**PROVIDED PASSAGE:**
━━━━━━━━

Many years later, that boy and I spoke. He apologised for everything he had ever done to me. And to think I was scared of him...he was afraid of me. We became friends. To-day, I wonder where is he and if he is alright...or if he is alive.
It takes a great deal of time to find one's way, even if his is "lost," do not let him take you with him where he goes. That is not your path. Yours for now, is to be the strong woman you are...to find her, if she is lost. Lean on your friends, that is why we are here afterall. Find your strength in us, reflected back at you.
He needs the things you gave him...it is also a comfort to him. But, it is his fault for coming to you with his wants and needs at this time. He knows he can rely on you no matter what. He should rely on himself. "Love" is the word that brings us all back, men and women alike. It makes us strong and weak, brave and afraid...women tend to equate love wtih sex, it should not be so. Only in the context of a devoted relationship does it have that meaning. Well, not totally...Love and sex should be kept in separate boxes. I think especially now for you. I do not mean to be harsh, but for now self-love is of greater importance.

━━━━━━━━

**DATA RECORDS:**
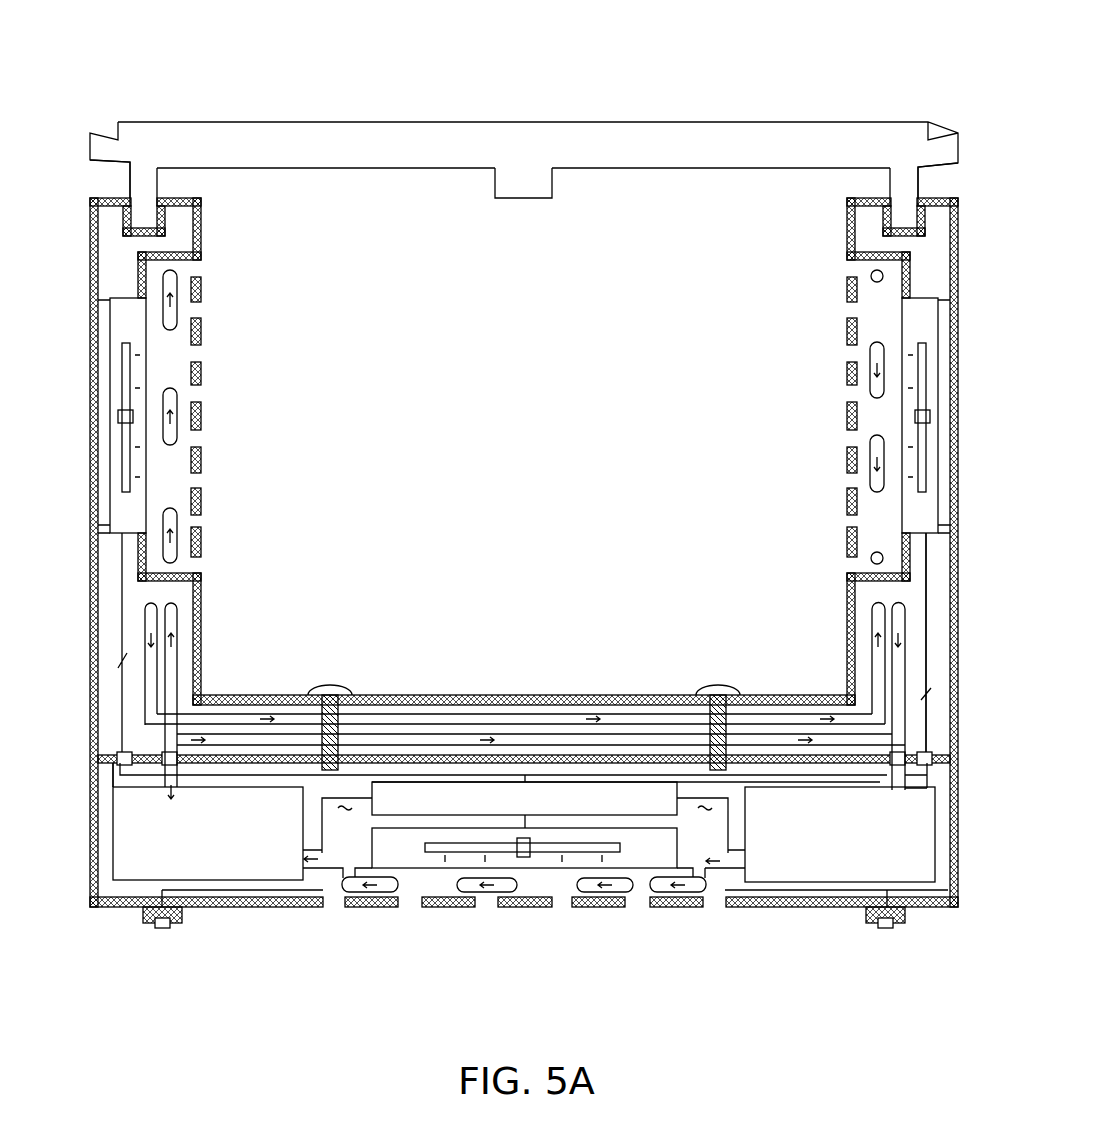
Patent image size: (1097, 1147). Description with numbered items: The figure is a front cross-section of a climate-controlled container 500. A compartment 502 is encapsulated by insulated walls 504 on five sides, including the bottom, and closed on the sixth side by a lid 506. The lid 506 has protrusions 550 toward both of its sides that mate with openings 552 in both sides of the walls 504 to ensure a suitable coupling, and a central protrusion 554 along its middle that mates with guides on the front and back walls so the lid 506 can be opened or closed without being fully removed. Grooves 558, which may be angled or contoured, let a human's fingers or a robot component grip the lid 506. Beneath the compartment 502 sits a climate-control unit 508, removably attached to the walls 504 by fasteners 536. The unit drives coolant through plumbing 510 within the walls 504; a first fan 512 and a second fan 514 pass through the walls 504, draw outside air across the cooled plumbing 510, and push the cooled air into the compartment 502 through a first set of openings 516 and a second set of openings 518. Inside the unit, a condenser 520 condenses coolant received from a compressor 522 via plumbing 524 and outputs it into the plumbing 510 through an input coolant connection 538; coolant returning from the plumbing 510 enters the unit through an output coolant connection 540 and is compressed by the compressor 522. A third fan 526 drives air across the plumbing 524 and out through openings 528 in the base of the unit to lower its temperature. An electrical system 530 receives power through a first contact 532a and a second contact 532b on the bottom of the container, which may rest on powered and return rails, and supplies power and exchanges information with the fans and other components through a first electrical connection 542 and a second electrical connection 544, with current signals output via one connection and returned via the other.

The climate-controlled container 500 is at (126, 88).
The compartment 502 is at (487, 290).
The walls 504 is at (93, 470).
The lid 506 is at (663, 170).
The climate-control unit 508 is at (90, 863).
The plumbing 510 is at (178, 398).
The first fan 512 is at (133, 488).
The second fan 514 is at (917, 468).
The first set of openings 516 is at (202, 356).
The second set of openings 518 is at (848, 352).
The condenser 520 is at (258, 865).
The compressor 522 is at (777, 865).
The plumbing 524 is at (622, 853).
The third fan 526 is at (660, 893).
The openings 528 is at (412, 900).
The electrical system 530 is at (413, 808).
The first contact 532a is at (158, 930).
The second contact 532b is at (883, 930).
The fasteners 536 is at (327, 686).
The input coolant connection 538 is at (167, 753).
The output coolant connection 540 is at (897, 773).
The first electrical connection 542 is at (113, 787).
The second electrical connection 544 is at (923, 780).
The protrusions 550 is at (130, 191).
The openings 552 is at (162, 212).
The central protrusion 554 is at (523, 199).
The grooves 558 is at (112, 129).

━━━━━━━━

**REQUESTS:**
**A)** Translate the sentence "He knows he can rely on you no matter what." from the passage into Spanish.
**B)** According to the passage, how should love and sex be kept?
**C)** Extract the part of the passage that begins at the words "He needs the" and stops after "of greater importance.", copying it without any change.
The records are separate material and are not part of the passage.

**RESPONSES IN ORDER:**
**A)** Él sabe que puede contar contigo pase lo que pase.

**B)** They should be kept in separate boxes.

**C)**
He needs the things you gave him...it is also a comfort to him. But, it is his fault for coming to you with his wants and needs at this time. He knows he can rely on you no matter what. He should rely on himself. "Love" is the word that brings us all back, men and women alike. It makes us strong and weak, brave and afraid...women tend to equate love wtih sex, it should not be so. Only in the context of a devoted relationship does it have that meaning. Well, not totally...Love and sex should be kept in separate boxes. I think especially now for you. I do not mean to be harsh, but for now self-love is of greater importance.